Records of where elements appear
═══

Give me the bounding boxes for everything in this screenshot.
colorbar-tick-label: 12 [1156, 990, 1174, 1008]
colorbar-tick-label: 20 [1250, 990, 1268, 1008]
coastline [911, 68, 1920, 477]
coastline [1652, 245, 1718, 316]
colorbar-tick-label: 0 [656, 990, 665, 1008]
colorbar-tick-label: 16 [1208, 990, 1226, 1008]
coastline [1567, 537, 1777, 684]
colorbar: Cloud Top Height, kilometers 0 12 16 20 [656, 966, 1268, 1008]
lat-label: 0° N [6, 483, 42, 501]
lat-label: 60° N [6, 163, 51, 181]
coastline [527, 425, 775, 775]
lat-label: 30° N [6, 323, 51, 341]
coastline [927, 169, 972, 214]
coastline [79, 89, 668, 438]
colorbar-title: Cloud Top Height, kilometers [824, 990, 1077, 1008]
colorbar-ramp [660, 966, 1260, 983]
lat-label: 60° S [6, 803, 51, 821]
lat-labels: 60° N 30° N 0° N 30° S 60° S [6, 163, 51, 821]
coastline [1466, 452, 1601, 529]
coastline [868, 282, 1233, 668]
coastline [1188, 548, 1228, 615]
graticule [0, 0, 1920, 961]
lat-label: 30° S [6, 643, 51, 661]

═══

**Job:** Reproduce the records above, swapping every "coastline" for "shoreline" and leaving everything else unchanged.

**Task answer:**
Give me the bounding boxes for everything in this screenshot.
colorbar-tick-label: 12 [1156, 990, 1174, 1008]
colorbar-tick-label: 20 [1250, 990, 1268, 1008]
shoreline [911, 68, 1920, 477]
shoreline [1652, 245, 1718, 316]
colorbar-tick-label: 0 [656, 990, 665, 1008]
colorbar-tick-label: 16 [1208, 990, 1226, 1008]
shoreline [1567, 537, 1777, 684]
colorbar: Cloud Top Height, kilometers 0 12 16 20 [656, 966, 1268, 1008]
lat-label: 0° N [6, 483, 42, 501]
lat-label: 60° N [6, 163, 51, 181]
shoreline [527, 425, 775, 775]
lat-label: 30° N [6, 323, 51, 341]
shoreline [927, 169, 972, 214]
shoreline [79, 89, 668, 438]
colorbar-title: Cloud Top Height, kilometers [824, 990, 1077, 1008]
colorbar-ramp [660, 966, 1260, 983]
lat-label: 60° S [6, 803, 51, 821]
lat-labels: 60° N 30° N 0° N 30° S 60° S [6, 163, 51, 821]
shoreline [1466, 452, 1601, 529]
shoreline [868, 282, 1233, 668]
shoreline [1188, 548, 1228, 615]
graticule [0, 0, 1920, 961]
lat-label: 30° S [6, 643, 51, 661]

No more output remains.